--- TASK OBJECTIVE ---
Return exactly the lines from the "Output a JSON" line through the last line of the entries below. Include no pictures.

--- DATA LISTING ---
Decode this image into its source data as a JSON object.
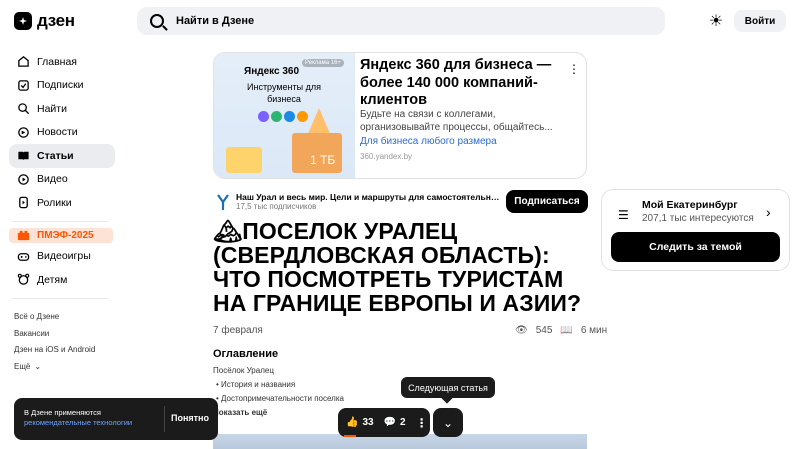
{
  "header": {
    "logo_text": "дзен",
    "search_placeholder": "Найти в Дзене",
    "login_label": "Войти"
  },
  "sidebar": {
    "items": [
      {
        "label": "Главная",
        "icon": "home-icon"
      },
      {
        "label": "Подписки",
        "icon": "subscriptions-icon"
      },
      {
        "label": "Найти",
        "icon": "search-icon"
      },
      {
        "label": "Новости",
        "icon": "news-icon"
      },
      {
        "label": "Статьи",
        "icon": "articles-icon"
      },
      {
        "label": "Видео",
        "icon": "video-icon"
      },
      {
        "label": "Ролики",
        "icon": "shorts-icon"
      }
    ],
    "promo": "ПМЭФ-2025",
    "extra_items": [
      {
        "label": "Видеоигры",
        "icon": "gamepad-icon"
      },
      {
        "label": "Детям",
        "icon": "kids-icon"
      }
    ],
    "footer_links": [
      "Всё о Дзене",
      "Вакансии",
      "Дзен на iOS и Android",
      "Ещё"
    ]
  },
  "ad": {
    "image_logo": "Яндекс 360",
    "image_subtitle": "Инструменты для бизнеса",
    "image_badge": "Реклама 16+",
    "image_box_label": "1 ТБ",
    "title": "Яндекс 360 для бизнеса — более 140 000 компаний-клиентов",
    "description": "Будьте на связи с коллегами, организовывайте процессы, общайтесь...",
    "link": "Для бизнеса любого размера",
    "domain": "360.yandex.by"
  },
  "channel": {
    "name": "Наш Урал и весь мир. Цели и маршруты для самостоятельных...",
    "subscribers": "17,5 тыс подписчиков",
    "subscribe_label": "Подписаться"
  },
  "article": {
    "title": "🏔ПОСЕЛОК УРАЛЕЦ (СВЕРДЛОВСКАЯ ОБЛАСТЬ): ЧТО ПОСМОТРЕТЬ ТУРИСТАМ НА ГРАНИЦЕ ЕВРОПЫ И АЗИИ?",
    "date": "7 февраля",
    "views": "545",
    "read_time": "6 мин",
    "toc_title": "Оглавление",
    "toc": [
      "Посёлок Уралец",
      "• История и названия",
      "• Достопримечательности поселка",
      "Показать ещё"
    ]
  },
  "topic": {
    "name": "Мой Екатеринбург",
    "count": "207,1 тыс интересуются",
    "follow_label": "Следить за темой"
  },
  "cookie": {
    "text": "В Дзене применяются",
    "link": "рекомендательные технологии",
    "button": "Понятно"
  },
  "bottom_bar": {
    "likes": "33",
    "comments": "2",
    "next_tooltip": "Следующая статья"
  },
  "colors": {
    "accent": "#ff5500",
    "link": "#2a6bd6",
    "dark": "#1b1b1b"
  }
}
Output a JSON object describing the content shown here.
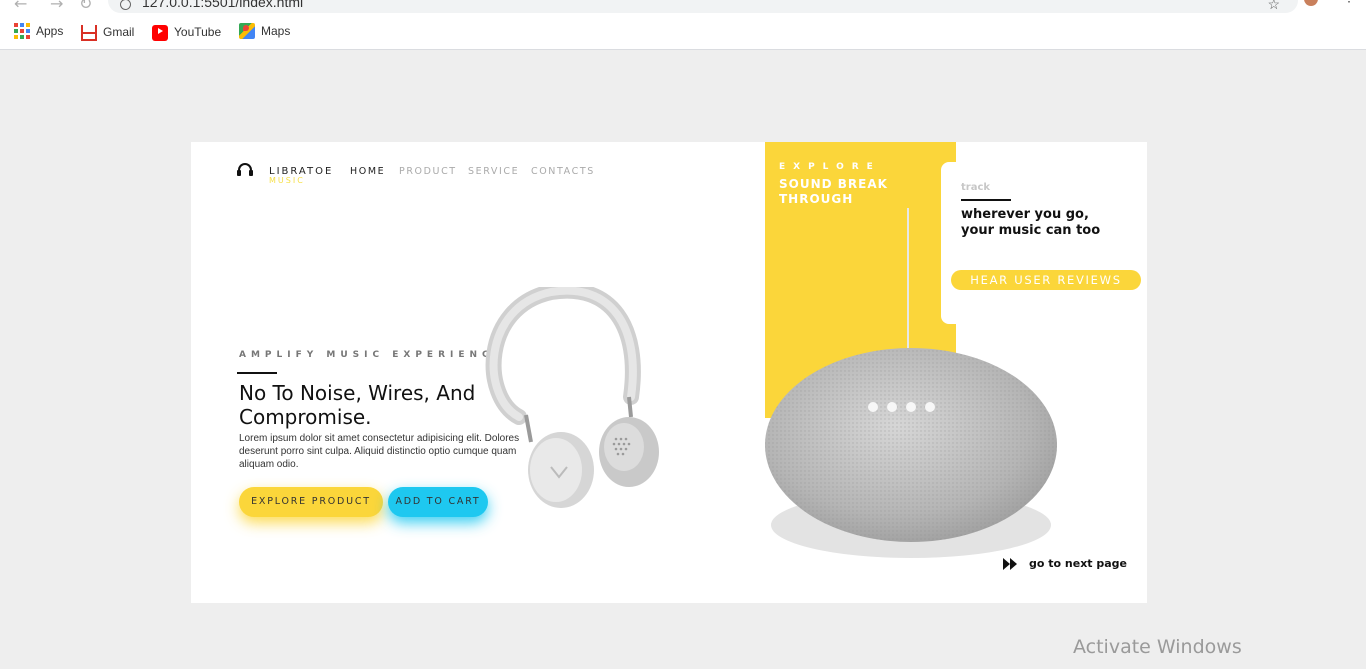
{
  "browser": {
    "url": "127.0.0.1:5501/index.html",
    "bookmarks": [
      {
        "label": "Apps",
        "icon": "apps-grid-icon"
      },
      {
        "label": "Gmail",
        "icon": "gmail-icon"
      },
      {
        "label": "YouTube",
        "icon": "youtube-icon"
      },
      {
        "label": "Maps",
        "icon": "maps-icon"
      }
    ]
  },
  "site": {
    "brand": "LIBRATOE",
    "brand_sub": "MUSIC",
    "nav": [
      "HOME",
      "PRODUCT",
      "SERVICE",
      "CONTACTS"
    ],
    "active_nav": "HOME"
  },
  "hero": {
    "kicker": "AMPLIFY MUSIC EXPERIENCE",
    "headline": "No To Noise, Wires, And Compromise.",
    "body": "Lorem ipsum dolor sit amet consectetur adipisicing elit. Dolores deserunt porro sint culpa. Aliquid distinctio optio cumque quam aliquam odio.",
    "primary_button": "EXPLORE PRODUCT",
    "secondary_button": "ADD TO CART"
  },
  "side": {
    "explore": "EXPLORE",
    "heading": "SOUND BREAK THROUGH",
    "track_label": "track",
    "tagline": "wherever you go, your music can too",
    "reviews_button": "HEAR USER REVIEWS",
    "next_label": "go to next page"
  },
  "system": {
    "watermark": "Activate Windows"
  },
  "colors": {
    "accent_yellow": "#fbd63a",
    "accent_cyan": "#1ec8f0",
    "page_bg": "#eeeeee"
  }
}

--- TASK RESPONSE ---
Output a JSON object describing the content shown here.
{
  "browser": {
    "url": "127.0.0.1:5501/index.html",
    "bookmarks": [
      {
        "label": "Apps",
        "icon": "apps-grid-icon"
      },
      {
        "label": "Gmail",
        "icon": "gmail-icon"
      },
      {
        "label": "YouTube",
        "icon": "youtube-icon"
      },
      {
        "label": "Maps",
        "icon": "maps-icon"
      }
    ]
  },
  "site": {
    "brand": "LIBRATOE",
    "brand_sub": "MUSIC",
    "nav": [
      "HOME",
      "PRODUCT",
      "SERVICE",
      "CONTACTS"
    ],
    "active_nav": "HOME"
  },
  "hero": {
    "kicker": "AMPLIFY MUSIC EXPERIENCE",
    "headline": "No To Noise, Wires, And Compromise.",
    "body": "Lorem ipsum dolor sit amet consectetur adipisicing elit. Dolores deserunt porro sint culpa. Aliquid distinctio optio cumque quam aliquam odio.",
    "primary_button": "EXPLORE PRODUCT",
    "secondary_button": "ADD TO CART"
  },
  "side": {
    "explore": "EXPLORE",
    "heading": "SOUND BREAK THROUGH",
    "track_label": "track",
    "tagline": "wherever you go, your music can too",
    "reviews_button": "HEAR USER REVIEWS",
    "next_label": "go to next page"
  },
  "system": {
    "watermark": "Activate Windows"
  },
  "colors": {
    "accent_yellow": "#fbd63a",
    "accent_cyan": "#1ec8f0",
    "page_bg": "#eeeeee"
  }
}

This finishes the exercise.